> **Entries**:
= = = =

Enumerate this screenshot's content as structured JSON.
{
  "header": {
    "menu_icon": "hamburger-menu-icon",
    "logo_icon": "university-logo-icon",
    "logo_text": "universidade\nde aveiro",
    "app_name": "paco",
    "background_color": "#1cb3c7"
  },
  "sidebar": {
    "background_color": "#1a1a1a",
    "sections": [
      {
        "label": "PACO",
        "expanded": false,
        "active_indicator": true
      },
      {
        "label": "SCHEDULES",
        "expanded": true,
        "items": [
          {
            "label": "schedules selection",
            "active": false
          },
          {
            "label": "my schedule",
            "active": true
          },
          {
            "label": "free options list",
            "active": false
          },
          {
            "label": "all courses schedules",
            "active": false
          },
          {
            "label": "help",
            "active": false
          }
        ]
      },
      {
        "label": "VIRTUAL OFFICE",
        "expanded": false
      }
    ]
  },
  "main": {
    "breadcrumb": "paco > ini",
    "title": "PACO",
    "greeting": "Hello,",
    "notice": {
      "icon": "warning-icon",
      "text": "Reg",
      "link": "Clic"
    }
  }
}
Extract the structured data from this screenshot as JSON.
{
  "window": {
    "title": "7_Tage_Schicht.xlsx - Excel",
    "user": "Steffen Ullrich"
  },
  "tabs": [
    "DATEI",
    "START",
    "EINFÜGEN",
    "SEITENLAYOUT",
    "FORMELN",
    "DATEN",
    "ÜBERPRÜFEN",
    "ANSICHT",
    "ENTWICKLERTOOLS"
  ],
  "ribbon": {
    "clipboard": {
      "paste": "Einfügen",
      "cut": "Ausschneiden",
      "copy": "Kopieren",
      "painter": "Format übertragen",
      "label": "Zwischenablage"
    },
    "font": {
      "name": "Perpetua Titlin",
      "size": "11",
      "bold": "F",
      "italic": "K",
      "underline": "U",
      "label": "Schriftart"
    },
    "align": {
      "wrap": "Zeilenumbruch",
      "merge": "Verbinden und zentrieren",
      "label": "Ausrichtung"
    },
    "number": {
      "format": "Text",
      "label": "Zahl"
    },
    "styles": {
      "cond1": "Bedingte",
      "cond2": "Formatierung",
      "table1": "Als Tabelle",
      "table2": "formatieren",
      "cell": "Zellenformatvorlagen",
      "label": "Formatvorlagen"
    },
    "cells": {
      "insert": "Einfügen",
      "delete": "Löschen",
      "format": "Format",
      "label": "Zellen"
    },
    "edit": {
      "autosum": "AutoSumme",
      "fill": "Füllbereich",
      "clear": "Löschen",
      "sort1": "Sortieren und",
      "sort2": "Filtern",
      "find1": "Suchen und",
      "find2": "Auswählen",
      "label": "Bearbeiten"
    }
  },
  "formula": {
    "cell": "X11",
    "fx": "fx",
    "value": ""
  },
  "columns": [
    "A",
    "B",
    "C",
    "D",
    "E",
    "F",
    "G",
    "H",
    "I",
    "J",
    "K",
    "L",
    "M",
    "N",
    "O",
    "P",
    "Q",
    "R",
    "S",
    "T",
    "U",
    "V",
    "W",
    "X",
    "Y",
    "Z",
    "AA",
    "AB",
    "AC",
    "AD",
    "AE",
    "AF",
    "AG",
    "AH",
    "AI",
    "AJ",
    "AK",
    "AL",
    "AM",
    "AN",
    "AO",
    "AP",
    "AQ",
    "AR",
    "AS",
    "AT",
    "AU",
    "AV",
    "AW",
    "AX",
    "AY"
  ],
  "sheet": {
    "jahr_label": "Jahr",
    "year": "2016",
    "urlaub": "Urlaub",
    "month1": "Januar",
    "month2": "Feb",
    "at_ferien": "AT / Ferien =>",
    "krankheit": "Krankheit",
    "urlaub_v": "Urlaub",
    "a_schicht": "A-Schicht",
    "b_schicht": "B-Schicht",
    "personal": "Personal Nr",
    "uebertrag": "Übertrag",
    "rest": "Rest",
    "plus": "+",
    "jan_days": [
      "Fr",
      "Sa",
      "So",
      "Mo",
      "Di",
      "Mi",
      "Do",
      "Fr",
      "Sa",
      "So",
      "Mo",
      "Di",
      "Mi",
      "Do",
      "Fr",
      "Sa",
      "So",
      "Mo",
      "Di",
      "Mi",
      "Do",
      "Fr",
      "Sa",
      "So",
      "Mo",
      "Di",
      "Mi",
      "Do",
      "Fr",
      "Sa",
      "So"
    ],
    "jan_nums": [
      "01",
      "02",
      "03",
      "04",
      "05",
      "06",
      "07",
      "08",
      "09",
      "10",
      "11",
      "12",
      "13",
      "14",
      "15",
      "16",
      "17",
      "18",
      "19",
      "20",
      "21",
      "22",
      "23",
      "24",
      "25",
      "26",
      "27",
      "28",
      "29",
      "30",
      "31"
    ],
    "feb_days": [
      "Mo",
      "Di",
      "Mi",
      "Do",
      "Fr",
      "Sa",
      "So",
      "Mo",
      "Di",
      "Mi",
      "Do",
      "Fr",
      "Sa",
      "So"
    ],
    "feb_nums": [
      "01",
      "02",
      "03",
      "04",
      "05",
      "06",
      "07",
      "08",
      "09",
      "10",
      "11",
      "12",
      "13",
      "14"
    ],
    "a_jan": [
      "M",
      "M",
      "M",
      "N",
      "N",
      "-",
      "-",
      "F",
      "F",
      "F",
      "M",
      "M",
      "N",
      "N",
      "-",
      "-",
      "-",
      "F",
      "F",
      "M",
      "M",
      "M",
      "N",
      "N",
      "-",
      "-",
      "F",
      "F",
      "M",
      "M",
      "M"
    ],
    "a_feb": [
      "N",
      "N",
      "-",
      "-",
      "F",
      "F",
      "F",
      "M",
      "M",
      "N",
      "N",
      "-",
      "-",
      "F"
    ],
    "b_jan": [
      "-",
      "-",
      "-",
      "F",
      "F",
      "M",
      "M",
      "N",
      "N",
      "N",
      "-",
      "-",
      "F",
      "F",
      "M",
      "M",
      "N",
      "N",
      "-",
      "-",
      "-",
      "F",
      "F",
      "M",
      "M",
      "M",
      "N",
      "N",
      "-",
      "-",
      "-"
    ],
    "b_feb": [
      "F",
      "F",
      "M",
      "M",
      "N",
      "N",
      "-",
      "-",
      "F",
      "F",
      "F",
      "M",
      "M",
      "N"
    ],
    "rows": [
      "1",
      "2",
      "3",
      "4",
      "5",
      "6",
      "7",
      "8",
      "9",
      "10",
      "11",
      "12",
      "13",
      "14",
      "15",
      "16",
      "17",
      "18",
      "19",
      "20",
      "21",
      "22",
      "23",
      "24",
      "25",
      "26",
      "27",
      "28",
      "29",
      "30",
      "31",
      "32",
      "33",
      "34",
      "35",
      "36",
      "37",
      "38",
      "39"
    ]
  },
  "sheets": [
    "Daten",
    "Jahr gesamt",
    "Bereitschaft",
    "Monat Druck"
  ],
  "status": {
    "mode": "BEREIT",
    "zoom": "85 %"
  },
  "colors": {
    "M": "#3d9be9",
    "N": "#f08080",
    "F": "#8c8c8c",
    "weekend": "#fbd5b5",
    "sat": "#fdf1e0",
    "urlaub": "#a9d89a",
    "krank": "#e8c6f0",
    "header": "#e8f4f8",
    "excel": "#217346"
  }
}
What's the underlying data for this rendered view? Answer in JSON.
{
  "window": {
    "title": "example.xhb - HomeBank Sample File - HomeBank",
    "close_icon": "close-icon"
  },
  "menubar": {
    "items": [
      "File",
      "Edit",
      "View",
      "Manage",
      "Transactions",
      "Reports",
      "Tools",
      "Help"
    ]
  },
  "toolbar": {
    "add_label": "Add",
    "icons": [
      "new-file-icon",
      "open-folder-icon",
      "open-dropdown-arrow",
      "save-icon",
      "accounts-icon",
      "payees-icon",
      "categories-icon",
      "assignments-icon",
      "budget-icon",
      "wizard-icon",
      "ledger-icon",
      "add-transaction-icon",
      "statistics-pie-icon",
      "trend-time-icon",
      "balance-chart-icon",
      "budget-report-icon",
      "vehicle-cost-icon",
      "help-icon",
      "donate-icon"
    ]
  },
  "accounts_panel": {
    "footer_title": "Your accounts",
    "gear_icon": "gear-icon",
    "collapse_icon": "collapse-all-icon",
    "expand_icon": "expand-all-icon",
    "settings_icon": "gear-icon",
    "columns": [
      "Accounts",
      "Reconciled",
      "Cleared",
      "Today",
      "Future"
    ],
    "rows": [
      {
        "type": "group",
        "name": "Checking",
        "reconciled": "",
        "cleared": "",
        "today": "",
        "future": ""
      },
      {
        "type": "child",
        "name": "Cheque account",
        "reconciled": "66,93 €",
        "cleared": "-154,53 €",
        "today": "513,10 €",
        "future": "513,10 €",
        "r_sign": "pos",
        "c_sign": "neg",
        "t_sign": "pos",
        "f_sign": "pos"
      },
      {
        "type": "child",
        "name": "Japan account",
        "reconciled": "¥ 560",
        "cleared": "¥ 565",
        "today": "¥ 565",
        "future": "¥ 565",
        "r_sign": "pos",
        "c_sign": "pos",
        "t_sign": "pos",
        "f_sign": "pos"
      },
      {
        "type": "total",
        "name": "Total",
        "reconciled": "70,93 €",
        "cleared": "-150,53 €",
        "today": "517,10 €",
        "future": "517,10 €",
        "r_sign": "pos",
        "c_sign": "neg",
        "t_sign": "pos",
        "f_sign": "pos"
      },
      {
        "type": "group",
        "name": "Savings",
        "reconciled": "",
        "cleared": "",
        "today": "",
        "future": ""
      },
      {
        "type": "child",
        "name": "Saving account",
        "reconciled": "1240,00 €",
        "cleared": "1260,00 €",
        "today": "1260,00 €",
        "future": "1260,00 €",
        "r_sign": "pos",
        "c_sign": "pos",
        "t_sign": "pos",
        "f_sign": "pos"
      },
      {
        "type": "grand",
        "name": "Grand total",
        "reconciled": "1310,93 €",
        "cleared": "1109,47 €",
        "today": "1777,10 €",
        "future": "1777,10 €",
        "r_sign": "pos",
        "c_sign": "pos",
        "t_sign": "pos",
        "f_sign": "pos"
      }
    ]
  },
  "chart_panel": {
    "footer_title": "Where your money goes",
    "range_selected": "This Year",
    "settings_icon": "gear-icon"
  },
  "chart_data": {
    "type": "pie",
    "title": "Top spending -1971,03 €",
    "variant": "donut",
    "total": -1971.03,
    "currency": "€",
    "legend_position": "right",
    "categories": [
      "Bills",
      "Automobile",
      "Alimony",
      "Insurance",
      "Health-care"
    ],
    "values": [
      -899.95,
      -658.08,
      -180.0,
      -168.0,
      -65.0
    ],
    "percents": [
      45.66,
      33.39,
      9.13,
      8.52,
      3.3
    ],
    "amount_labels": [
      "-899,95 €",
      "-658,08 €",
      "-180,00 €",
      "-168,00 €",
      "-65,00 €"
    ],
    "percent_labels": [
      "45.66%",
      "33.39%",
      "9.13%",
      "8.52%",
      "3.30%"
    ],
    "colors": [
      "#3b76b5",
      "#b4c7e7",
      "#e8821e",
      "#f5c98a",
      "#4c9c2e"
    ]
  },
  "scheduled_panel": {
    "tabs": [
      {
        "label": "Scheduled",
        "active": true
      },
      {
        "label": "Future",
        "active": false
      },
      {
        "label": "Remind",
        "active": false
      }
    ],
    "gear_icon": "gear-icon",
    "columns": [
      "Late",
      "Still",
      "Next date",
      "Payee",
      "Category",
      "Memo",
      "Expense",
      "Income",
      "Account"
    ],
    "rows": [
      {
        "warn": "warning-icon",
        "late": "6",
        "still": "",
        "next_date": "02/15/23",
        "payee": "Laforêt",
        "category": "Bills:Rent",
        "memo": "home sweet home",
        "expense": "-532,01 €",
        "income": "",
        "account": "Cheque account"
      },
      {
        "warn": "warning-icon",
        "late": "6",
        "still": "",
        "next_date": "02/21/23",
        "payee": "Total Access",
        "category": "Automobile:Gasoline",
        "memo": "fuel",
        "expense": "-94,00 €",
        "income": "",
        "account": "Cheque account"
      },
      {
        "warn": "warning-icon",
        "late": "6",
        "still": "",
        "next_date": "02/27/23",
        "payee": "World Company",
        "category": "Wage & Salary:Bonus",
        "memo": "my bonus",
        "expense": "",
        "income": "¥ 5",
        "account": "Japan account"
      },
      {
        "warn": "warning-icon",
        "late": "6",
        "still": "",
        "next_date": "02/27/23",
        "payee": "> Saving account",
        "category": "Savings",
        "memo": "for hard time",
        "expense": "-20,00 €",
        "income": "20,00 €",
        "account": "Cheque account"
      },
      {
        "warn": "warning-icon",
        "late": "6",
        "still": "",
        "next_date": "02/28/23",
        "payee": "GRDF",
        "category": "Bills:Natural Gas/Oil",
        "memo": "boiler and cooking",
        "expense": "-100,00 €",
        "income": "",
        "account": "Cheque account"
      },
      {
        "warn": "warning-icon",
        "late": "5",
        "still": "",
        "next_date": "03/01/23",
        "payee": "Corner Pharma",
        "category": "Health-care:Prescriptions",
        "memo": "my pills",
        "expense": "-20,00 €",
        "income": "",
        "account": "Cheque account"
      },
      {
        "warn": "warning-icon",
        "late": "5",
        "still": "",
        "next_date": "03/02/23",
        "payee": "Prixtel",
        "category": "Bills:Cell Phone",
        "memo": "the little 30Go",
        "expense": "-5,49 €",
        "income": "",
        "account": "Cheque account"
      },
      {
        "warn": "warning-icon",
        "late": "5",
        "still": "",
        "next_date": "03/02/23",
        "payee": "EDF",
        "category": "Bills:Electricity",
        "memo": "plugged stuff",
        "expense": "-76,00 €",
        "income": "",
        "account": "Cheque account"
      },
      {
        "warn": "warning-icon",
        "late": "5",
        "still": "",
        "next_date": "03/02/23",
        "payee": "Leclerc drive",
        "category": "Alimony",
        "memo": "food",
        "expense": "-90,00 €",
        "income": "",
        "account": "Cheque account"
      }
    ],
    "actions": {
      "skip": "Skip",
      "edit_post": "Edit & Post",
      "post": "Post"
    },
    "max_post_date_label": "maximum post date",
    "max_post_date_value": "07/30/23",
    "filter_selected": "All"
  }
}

= = = =

> **Exercise**: Establish how many lines of the records contain the string "care" and state that number without elaboration.

> **Exercise answer**: 2